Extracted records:

····················

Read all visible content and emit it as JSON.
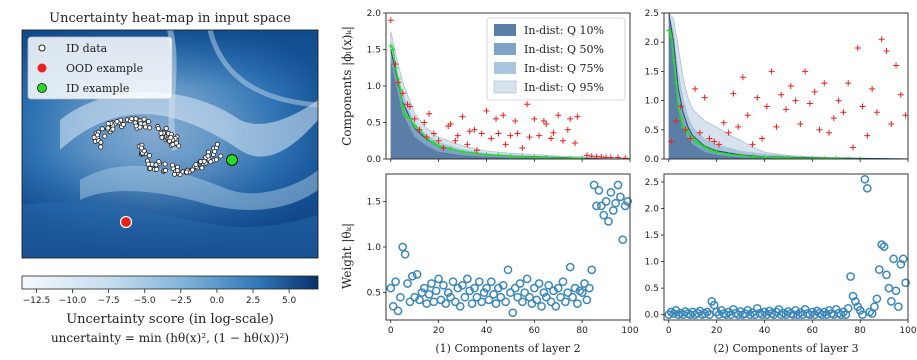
{
  "colors": {
    "band_10": "#5b7ea6",
    "band_50": "#7ea3c6",
    "band_75": "#a9c4dc",
    "band_95": "#d7e2ec",
    "median_line": "#2b4a6b",
    "ood_marker": "#e8211d",
    "id_curve": "#22dd22",
    "theta_marker": "#3b87b9",
    "heat_dark": "#0b3b7a",
    "heat_light": "#e8f2fa"
  },
  "heatmap_panel": {
    "title": "Uncertainty heat-map in input space",
    "legend": [
      {
        "label": "ID data",
        "marker": "open-circle"
      },
      {
        "label": "OOD example",
        "marker": "red-dot"
      },
      {
        "label": "ID example",
        "marker": "green-dot"
      }
    ],
    "colorbar_ticks": [
      "−12.5",
      "−10.0",
      "−7.5",
      "−5.0",
      "−2.5",
      "0.0",
      "2.5",
      "5.0"
    ],
    "colorbar_range": [
      -13.5,
      7.0
    ],
    "xlabel": "Uncertainty score (in log-scale)",
    "formula": "uncertainty = min (hθ(x)², (1 − hθ(x))²)"
  },
  "chart_data": [
    {
      "type": "area",
      "panel": "components-layer-2",
      "ylabel": "Components |ϕₗ(x)ₖ|",
      "xlim": [
        -2,
        100
      ],
      "ylim": [
        0,
        2.0
      ],
      "yticks": [
        "0.0",
        "0.5",
        "1.0",
        "1.5",
        "2.0"
      ],
      "legend": [
        "In-dist: Q 10%",
        "In-dist: Q 50%",
        "In-dist: Q 75%",
        "In-dist: Q 95%"
      ],
      "series": [
        {
          "name": "In-dist: Q 10%",
          "x": [
            0,
            2,
            5,
            10,
            15,
            20,
            30,
            40,
            50,
            60,
            70,
            80,
            90,
            100
          ],
          "values": [
            1.35,
            1.05,
            0.62,
            0.3,
            0.18,
            0.1,
            0.05,
            0.03,
            0.02,
            0.01,
            0.01,
            0.0,
            0.0,
            0.0
          ]
        },
        {
          "name": "In-dist: Q 50%",
          "x": [
            0,
            2,
            5,
            10,
            15,
            20,
            30,
            40,
            50,
            60,
            70,
            80,
            90,
            100
          ],
          "values": [
            1.5,
            1.2,
            0.78,
            0.42,
            0.27,
            0.18,
            0.1,
            0.06,
            0.04,
            0.03,
            0.02,
            0.01,
            0.0,
            0.0
          ]
        },
        {
          "name": "In-dist: Q 75%",
          "x": [
            0,
            2,
            5,
            10,
            15,
            20,
            30,
            40,
            50,
            60,
            70,
            80,
            90,
            100
          ],
          "values": [
            1.6,
            1.3,
            0.9,
            0.5,
            0.33,
            0.23,
            0.13,
            0.08,
            0.06,
            0.04,
            0.03,
            0.02,
            0.01,
            0.0
          ]
        },
        {
          "name": "In-dist: Q 95%",
          "x": [
            0,
            2,
            5,
            10,
            15,
            20,
            30,
            40,
            50,
            60,
            70,
            80,
            90,
            100
          ],
          "values": [
            1.75,
            1.45,
            1.05,
            0.62,
            0.42,
            0.3,
            0.18,
            0.11,
            0.08,
            0.06,
            0.04,
            0.03,
            0.02,
            0.01
          ]
        },
        {
          "name": "ID example",
          "x": [
            0,
            1,
            2,
            3,
            4,
            5,
            6,
            8,
            10,
            12,
            15,
            18,
            20,
            25,
            30,
            35,
            40,
            45,
            50,
            55,
            60,
            65,
            70,
            75,
            80
          ],
          "values": [
            1.55,
            1.5,
            1.25,
            1.1,
            0.95,
            0.72,
            0.6,
            0.55,
            0.45,
            0.4,
            0.28,
            0.22,
            0.18,
            0.14,
            0.1,
            0.08,
            0.06,
            0.05,
            0.04,
            0.03,
            0.02,
            0.02,
            0.01,
            0.01,
            0.01
          ]
        },
        {
          "name": "OOD example",
          "x": [
            0,
            2,
            3,
            5,
            7,
            8,
            10,
            12,
            14,
            15,
            16,
            18,
            20,
            22,
            24,
            25,
            27,
            28,
            30,
            32,
            33,
            35,
            36,
            38,
            40,
            42,
            44,
            45,
            47,
            48,
            50,
            52,
            53,
            55,
            57,
            58,
            60,
            62,
            64,
            65,
            67,
            68,
            70,
            72,
            74,
            75,
            77,
            78,
            80,
            82,
            84,
            86,
            88,
            90,
            92,
            95,
            98
          ],
          "values": [
            1.9,
            1.3,
            1.05,
            0.9,
            0.75,
            0.72,
            0.55,
            0.4,
            0.5,
            0.3,
            0.62,
            0.35,
            0.25,
            0.15,
            0.45,
            0.48,
            0.25,
            0.32,
            0.58,
            0.2,
            0.38,
            0.4,
            0.12,
            0.35,
            0.66,
            0.28,
            0.55,
            0.35,
            0.6,
            0.2,
            0.32,
            0.52,
            0.35,
            0.15,
            0.75,
            0.3,
            0.55,
            0.32,
            0.52,
            0.48,
            0.28,
            0.36,
            0.6,
            0.25,
            0.4,
            0.55,
            0.22,
            0.58,
            0.85,
            0.05,
            0.04,
            0.03,
            0.03,
            0.02,
            0.02,
            0.02,
            0.01
          ]
        }
      ]
    },
    {
      "type": "area",
      "panel": "components-layer-3",
      "xlim": [
        -2,
        100
      ],
      "ylim": [
        0,
        2.5
      ],
      "yticks": [
        "0.0",
        "0.5",
        "1.0",
        "1.5",
        "2.0",
        "2.5"
      ],
      "series": [
        {
          "name": "In-dist: Q 10%",
          "x": [
            0,
            2,
            4,
            6,
            8,
            10,
            15,
            20,
            30,
            40,
            60,
            80,
            100
          ],
          "values": [
            2.5,
            1.6,
            0.9,
            0.55,
            0.35,
            0.25,
            0.12,
            0.07,
            0.03,
            0.02,
            0.01,
            0.0,
            0.0
          ]
        },
        {
          "name": "In-dist: Q 50%",
          "x": [
            0,
            2,
            4,
            6,
            8,
            10,
            15,
            20,
            30,
            40,
            60,
            80,
            100
          ],
          "values": [
            2.5,
            2.0,
            1.2,
            0.8,
            0.55,
            0.4,
            0.22,
            0.14,
            0.07,
            0.04,
            0.02,
            0.01,
            0.0
          ]
        },
        {
          "name": "In-dist: Q 75%",
          "x": [
            0,
            2,
            4,
            6,
            8,
            10,
            15,
            20,
            30,
            40,
            60,
            80,
            100
          ],
          "values": [
            2.5,
            2.2,
            1.5,
            1.05,
            0.75,
            0.55,
            0.35,
            0.25,
            0.14,
            0.09,
            0.04,
            0.02,
            0.01
          ]
        },
        {
          "name": "In-dist: Q 95%",
          "x": [
            0,
            2,
            4,
            6,
            8,
            10,
            15,
            20,
            25,
            30,
            35,
            40,
            50,
            60,
            70,
            80,
            100
          ],
          "values": [
            2.5,
            2.4,
            1.9,
            1.4,
            1.05,
            0.85,
            0.65,
            0.55,
            0.42,
            0.32,
            0.2,
            0.12,
            0.06,
            0.04,
            0.02,
            0.01,
            0.0
          ]
        },
        {
          "name": "ID example",
          "x": [
            0,
            1,
            2,
            3,
            4,
            5,
            6,
            8,
            10,
            12,
            15,
            18,
            20,
            25,
            30,
            35,
            40,
            45,
            50,
            55,
            60,
            65,
            70,
            75,
            80
          ],
          "values": [
            2.2,
            2.1,
            1.7,
            1.3,
            0.9,
            0.7,
            0.55,
            0.45,
            0.35,
            0.28,
            0.2,
            0.14,
            0.12,
            0.08,
            0.06,
            0.04,
            0.03,
            0.02,
            0.02,
            0.01,
            0.01,
            0.01,
            0.01,
            0.0,
            0.0
          ]
        },
        {
          "name": "OOD example",
          "x": [
            1,
            3,
            5,
            7,
            9,
            11,
            13,
            15,
            17,
            19,
            21,
            23,
            25,
            27,
            29,
            31,
            33,
            35,
            37,
            39,
            41,
            43,
            45,
            47,
            49,
            51,
            53,
            55,
            57,
            59,
            61,
            63,
            65,
            67,
            69,
            71,
            73,
            75,
            77,
            79,
            81,
            83,
            85,
            87,
            89,
            91,
            93,
            95,
            97,
            99
          ],
          "values": [
            0.3,
            0.65,
            0.9,
            0.5,
            0.35,
            1.2,
            0.45,
            1.05,
            0.35,
            0.3,
            0.25,
            0.62,
            0.45,
            1.12,
            0.55,
            1.4,
            0.75,
            0.25,
            1.05,
            0.35,
            0.9,
            1.5,
            0.55,
            1.1,
            0.85,
            1.25,
            1.0,
            0.6,
            1.5,
            0.95,
            1.15,
            0.5,
            1.3,
            0.45,
            0.7,
            1.0,
            0.8,
            1.3,
            0.2,
            1.9,
            0.9,
            0.4,
            1.2,
            0.8,
            2.05,
            1.85,
            0.6,
            1.6,
            1.1,
            0.75
          ]
        }
      ]
    },
    {
      "type": "scatter",
      "panel": "weights-layer-2",
      "ylabel": "Weight |θₖ|",
      "xlabel": "(1) Components of layer 2",
      "xlim": [
        -2,
        100
      ],
      "ylim": [
        0.2,
        1.8
      ],
      "xticks": [
        "0",
        "20",
        "40",
        "60",
        "80",
        "100"
      ],
      "yticks": [
        "0.5",
        "1.0",
        "1.5"
      ],
      "x": [
        0,
        1,
        2,
        3,
        4,
        5,
        6,
        7,
        8,
        9,
        10,
        11,
        12,
        13,
        14,
        15,
        16,
        17,
        18,
        19,
        20,
        21,
        22,
        23,
        24,
        25,
        26,
        27,
        28,
        29,
        30,
        31,
        32,
        33,
        34,
        35,
        36,
        37,
        38,
        39,
        40,
        41,
        42,
        43,
        44,
        45,
        46,
        47,
        48,
        49,
        50,
        51,
        52,
        53,
        54,
        55,
        56,
        57,
        58,
        59,
        60,
        61,
        62,
        63,
        64,
        65,
        66,
        67,
        68,
        69,
        70,
        71,
        72,
        73,
        74,
        75,
        76,
        77,
        78,
        79,
        80,
        81,
        82,
        83,
        84,
        85,
        86,
        87,
        88,
        89,
        90,
        91,
        92,
        93,
        94,
        95,
        96,
        97,
        98,
        99
      ],
      "values": [
        0.55,
        0.35,
        0.62,
        0.3,
        0.45,
        1.0,
        0.92,
        0.6,
        0.4,
        0.68,
        0.45,
        0.7,
        0.42,
        0.5,
        0.55,
        0.38,
        0.48,
        0.6,
        0.4,
        0.52,
        0.65,
        0.42,
        0.58,
        0.38,
        0.5,
        0.45,
        0.62,
        0.4,
        0.55,
        0.35,
        0.58,
        0.45,
        0.65,
        0.52,
        0.38,
        0.55,
        0.45,
        0.62,
        0.4,
        0.5,
        0.55,
        0.42,
        0.62,
        0.48,
        0.38,
        0.55,
        0.45,
        0.58,
        0.4,
        0.75,
        0.5,
        0.28,
        0.55,
        0.45,
        0.6,
        0.4,
        0.5,
        0.65,
        0.45,
        0.38,
        0.55,
        0.42,
        0.6,
        0.35,
        0.5,
        0.45,
        0.58,
        0.4,
        0.52,
        0.35,
        0.55,
        0.45,
        0.62,
        0.4,
        0.5,
        0.78,
        0.45,
        0.55,
        0.38,
        0.52,
        0.5,
        0.6,
        0.42,
        0.55,
        0.75,
        1.68,
        1.45,
        1.62,
        1.45,
        1.35,
        1.5,
        1.28,
        1.6,
        1.4,
        1.48,
        1.68,
        1.55,
        1.08,
        1.45,
        1.5
      ]
    },
    {
      "type": "scatter",
      "panel": "weights-layer-3",
      "xlabel": "(2) Components of layer 3",
      "xlim": [
        -2,
        100
      ],
      "ylim": [
        -0.1,
        2.65
      ],
      "xticks": [
        "0",
        "20",
        "40",
        "60",
        "80",
        "100"
      ],
      "yticks": [
        "0.0",
        "0.5",
        "1.0",
        "1.5",
        "2.0",
        "2.5"
      ],
      "x": [
        0,
        1,
        2,
        3,
        4,
        5,
        6,
        7,
        8,
        9,
        10,
        11,
        12,
        13,
        14,
        15,
        16,
        17,
        18,
        19,
        20,
        21,
        22,
        23,
        24,
        25,
        26,
        27,
        28,
        29,
        30,
        31,
        32,
        33,
        34,
        35,
        36,
        37,
        38,
        39,
        40,
        41,
        42,
        43,
        44,
        45,
        46,
        47,
        48,
        49,
        50,
        51,
        52,
        53,
        54,
        55,
        56,
        57,
        58,
        59,
        60,
        61,
        62,
        63,
        64,
        65,
        66,
        67,
        68,
        69,
        70,
        71,
        72,
        73,
        74,
        75,
        76,
        77,
        78,
        79,
        80,
        81,
        82,
        83,
        84,
        85,
        86,
        87,
        88,
        89,
        90,
        91,
        92,
        93,
        94,
        95,
        96,
        97,
        98,
        99
      ],
      "values": [
        0.0,
        0.05,
        0.02,
        0.08,
        0.0,
        0.03,
        0.0,
        0.06,
        0.02,
        0.0,
        0.05,
        0.0,
        0.03,
        0.07,
        0.0,
        0.02,
        0.05,
        0.0,
        0.25,
        0.18,
        0.05,
        0.0,
        0.08,
        0.02,
        0.0,
        0.05,
        0.0,
        0.1,
        0.03,
        0.0,
        0.06,
        0.0,
        0.02,
        0.08,
        0.0,
        0.04,
        0.0,
        0.12,
        0.03,
        0.0,
        0.05,
        0.0,
        0.07,
        0.02,
        0.0,
        0.05,
        0.1,
        0.0,
        0.03,
        0.0,
        0.06,
        0.02,
        0.0,
        0.08,
        0.0,
        0.04,
        0.0,
        0.1,
        0.02,
        0.0,
        0.05,
        0.0,
        0.07,
        0.03,
        0.0,
        0.05,
        0.0,
        0.08,
        0.02,
        0.0,
        0.1,
        0.03,
        0.0,
        0.05,
        0.0,
        0.12,
        0.72,
        0.35,
        0.25,
        0.15,
        0.08,
        0.0,
        2.55,
        2.38,
        0.05,
        0.02,
        0.15,
        0.3,
        0.85,
        1.32,
        1.28,
        0.75,
        0.5,
        0.25,
        1.05,
        0.45,
        0.15,
        0.95,
        1.05,
        0.6
      ]
    }
  ]
}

····················

#### [What you have to do]
Using the entries above, return each line in which the word "layer" occurs.

#### [Result of the task]
      "panel": "components-layer-2",
      "panel": "components-layer-3",
      "panel": "weights-layer-2",
      "xlabel": "(1) Components of layer 2",
      "panel": "weights-layer-3",
      "xlabel": "(2) Components of layer 3",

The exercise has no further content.